▶ _Short problem_
In the listing below, locate the lines that hold the string "have". Copy those lines.

[Data records]
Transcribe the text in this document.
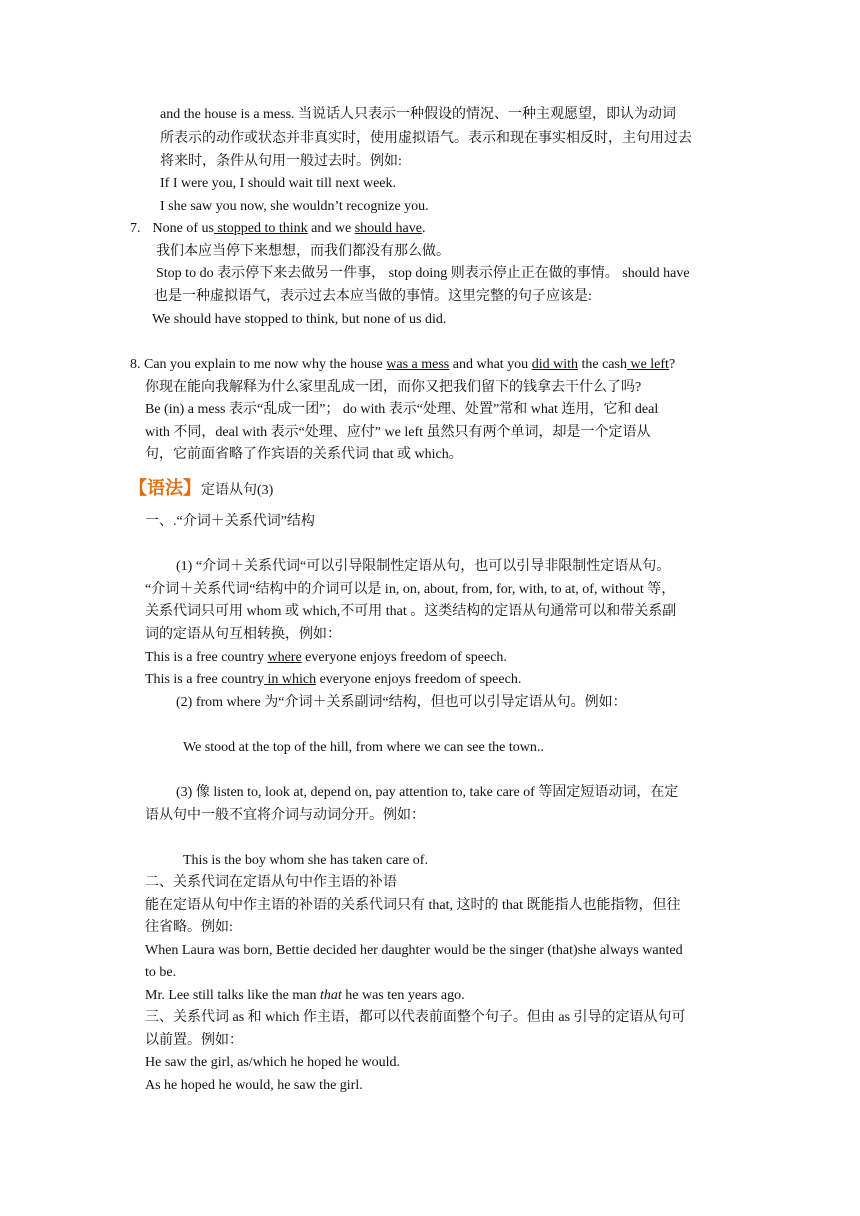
and the house is a mess. 当说话人只表示一种假设的情况、一种主观愿望，即认为动词
所表示的动作或状态并非真实时，使用虚拟语气。表示和现在事实相反时，主句用过去
将来时，条件从句用一般过去时。例如:
If I were you, I should wait till next week.
I she saw you now, she wouldn’t recognize you.
7. None of us stopped to think and we should have.
我们本应当停下来想想，而我们都没有那么做。
Stop to do 表示停下来去做另一件事， stop doing 则表示停止正在做的事情。 should have
也是一种虚拟语气，表示过去本应当做的事情。这里完整的句子应该是:
We should have stopped to think, but none of us did.
8. Can you explain to me now why the house was a mess and what you did with the cash we left?
你现在能向我解释为什么家里乱成一团，而你又把我们留下的钱拿去干什么了吗?
Be (in) a mess 表示“乱成一团”； do with 表示“处理、处置”常和 what 连用，它和 deal
with 不同，deal with 表示“处理、应付” we left 虽然只有两个单词，却是一个定语从
句，它前面省略了作宾语的关系代词 that 或 which。
【语法】定语从句(3)
一、.“介词＋关系代词”结构
(1) “介词＋关系代词“可以引导限制性定语从句，也可以引导非限制性定语从句。
“介词＋关系代词“结构中的介词可以是 in, on, about, from, for, with, to at, of, without 等，
关系代词只可用 whom 或 which,不可用 that 。这类结构的定语从句通常可以和带关系副
词的定语从句互相转换，例如：
This is a free country where everyone enjoys freedom of speech.
This is a free country in which everyone enjoys freedom of speech.
(2) from where 为“介词＋关系副词“结构，但也可以引导定语从句。例如：
We stood at the top of the hill, from where we can see the town..
(3) 像 listen to, look at, depend on, pay attention to, take care of 等固定短语动词，在定
语从句中一般不宜将介词与动词分开。例如：
This is the boy whom she has taken care of.
二、关系代词在定语从句中作主语的补语
能在定语从句中作主语的补语的关系代词只有 that, 这时的 that 既能指人也能指物，但往
往省略。例如:
When Laura was born, Bettie decided her daughter would be the singer (that)she always wanted
to be.
Mr. Lee still talks like the man that he was ten years ago.
三、关系代词 as 和 which 作主语，都可以代表前面整个句子。但由 as 引导的定语从句可
以前置。例如：
He saw the girl, as/which he hoped he would.
As he hoped he would, he saw the girl.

▶ _Completed exercise_
7. None of us stopped to think and we should have.
Stop to do 表示停下来去做另一件事， stop doing 则表示停止正在做的事情。 should have
We should have stopped to think, but none of us did.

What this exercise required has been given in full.